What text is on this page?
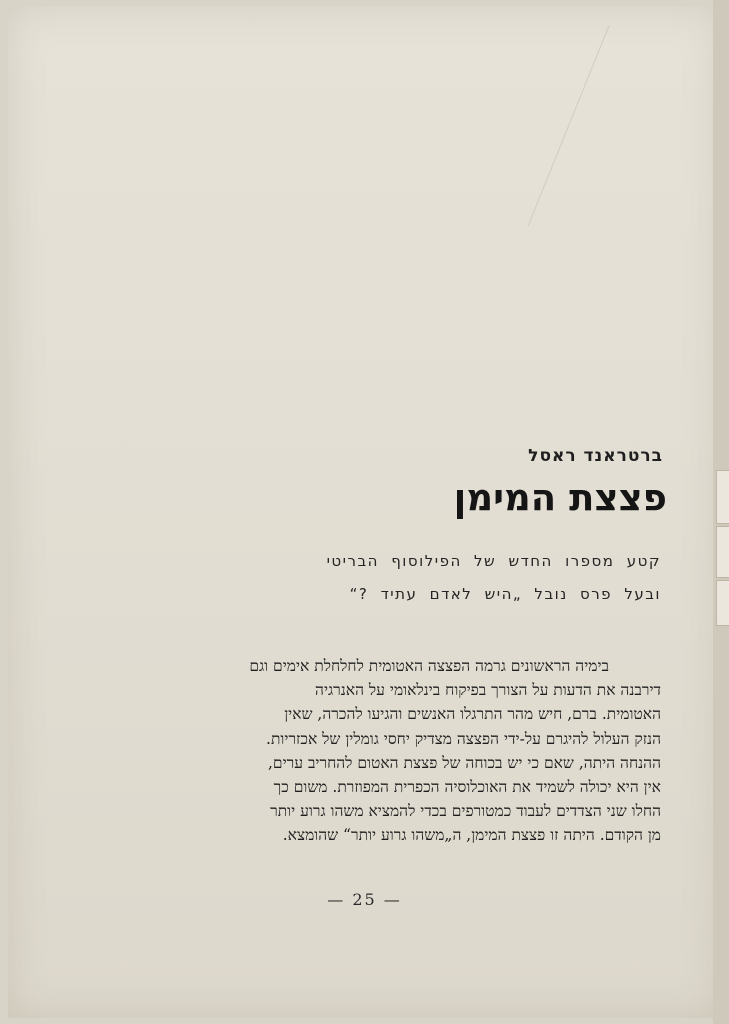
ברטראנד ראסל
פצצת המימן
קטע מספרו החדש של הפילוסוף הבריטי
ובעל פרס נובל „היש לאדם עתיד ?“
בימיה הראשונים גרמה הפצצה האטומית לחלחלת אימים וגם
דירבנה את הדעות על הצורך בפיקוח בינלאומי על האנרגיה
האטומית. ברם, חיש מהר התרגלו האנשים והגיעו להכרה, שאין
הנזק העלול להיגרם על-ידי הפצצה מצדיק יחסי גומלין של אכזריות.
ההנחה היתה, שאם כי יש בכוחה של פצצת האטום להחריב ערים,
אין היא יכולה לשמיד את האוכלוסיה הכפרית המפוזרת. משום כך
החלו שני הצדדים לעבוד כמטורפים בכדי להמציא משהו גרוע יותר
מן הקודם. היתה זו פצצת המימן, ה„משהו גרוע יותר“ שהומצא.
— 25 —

*-*-*

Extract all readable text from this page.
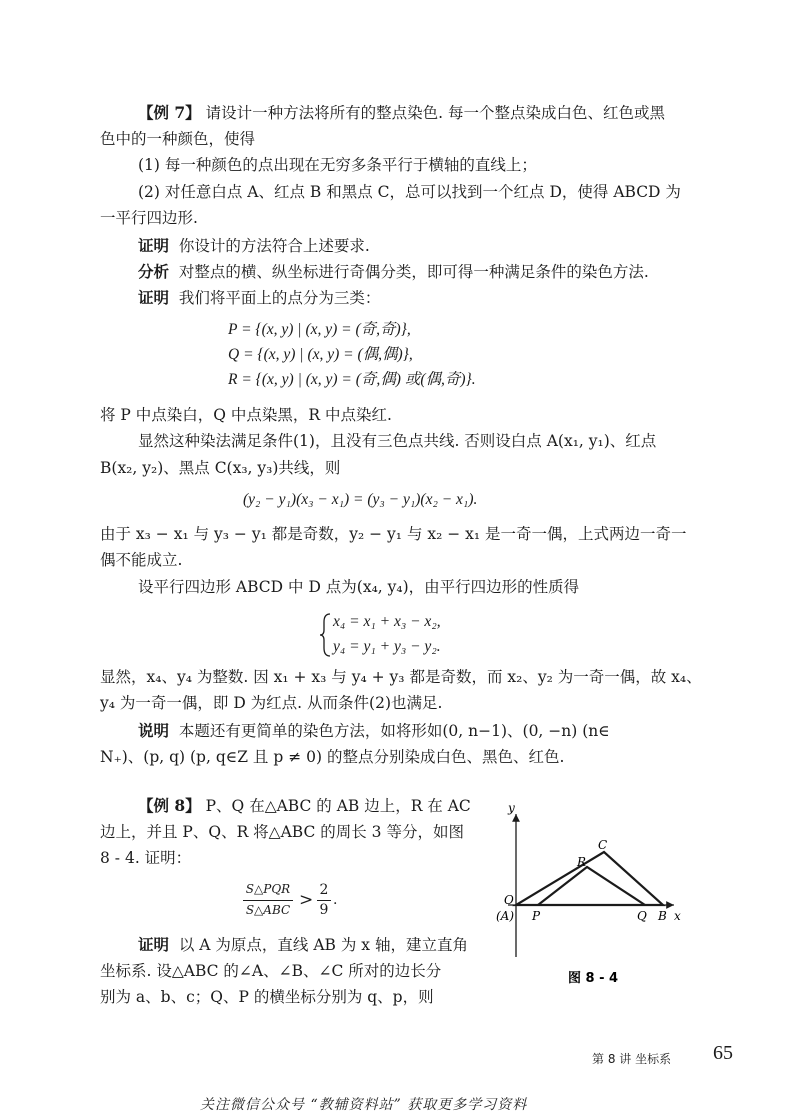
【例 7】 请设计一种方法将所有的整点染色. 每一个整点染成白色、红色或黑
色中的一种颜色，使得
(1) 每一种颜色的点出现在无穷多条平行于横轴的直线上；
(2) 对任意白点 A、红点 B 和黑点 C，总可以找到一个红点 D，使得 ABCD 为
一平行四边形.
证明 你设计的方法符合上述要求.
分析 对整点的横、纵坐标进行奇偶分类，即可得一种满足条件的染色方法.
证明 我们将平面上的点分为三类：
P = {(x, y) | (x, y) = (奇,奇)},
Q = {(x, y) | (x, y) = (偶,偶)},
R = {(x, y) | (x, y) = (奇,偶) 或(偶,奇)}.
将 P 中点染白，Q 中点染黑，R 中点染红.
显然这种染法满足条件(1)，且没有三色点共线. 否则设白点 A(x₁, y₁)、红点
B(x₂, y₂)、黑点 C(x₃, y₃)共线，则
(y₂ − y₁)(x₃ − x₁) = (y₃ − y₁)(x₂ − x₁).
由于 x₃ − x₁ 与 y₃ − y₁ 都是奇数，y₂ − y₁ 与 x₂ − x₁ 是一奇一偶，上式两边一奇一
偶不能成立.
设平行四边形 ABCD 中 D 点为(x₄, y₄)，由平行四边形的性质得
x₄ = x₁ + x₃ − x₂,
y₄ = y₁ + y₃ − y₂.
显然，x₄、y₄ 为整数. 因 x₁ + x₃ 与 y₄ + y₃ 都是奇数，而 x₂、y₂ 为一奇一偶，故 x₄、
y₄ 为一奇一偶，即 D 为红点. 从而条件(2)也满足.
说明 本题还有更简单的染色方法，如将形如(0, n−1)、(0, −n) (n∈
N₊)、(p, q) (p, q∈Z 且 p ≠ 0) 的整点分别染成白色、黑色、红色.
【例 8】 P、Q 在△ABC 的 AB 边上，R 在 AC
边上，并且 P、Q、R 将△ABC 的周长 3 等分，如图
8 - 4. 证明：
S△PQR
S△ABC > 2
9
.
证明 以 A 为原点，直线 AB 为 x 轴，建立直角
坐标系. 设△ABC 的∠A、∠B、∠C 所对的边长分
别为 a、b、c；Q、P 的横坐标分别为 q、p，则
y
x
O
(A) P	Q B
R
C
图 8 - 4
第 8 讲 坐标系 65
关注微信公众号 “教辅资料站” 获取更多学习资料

*-*-*

# Set task
Report each line in the data that holds the word "this".

# Written response
What text is on this page?
Extract all readable text from this page.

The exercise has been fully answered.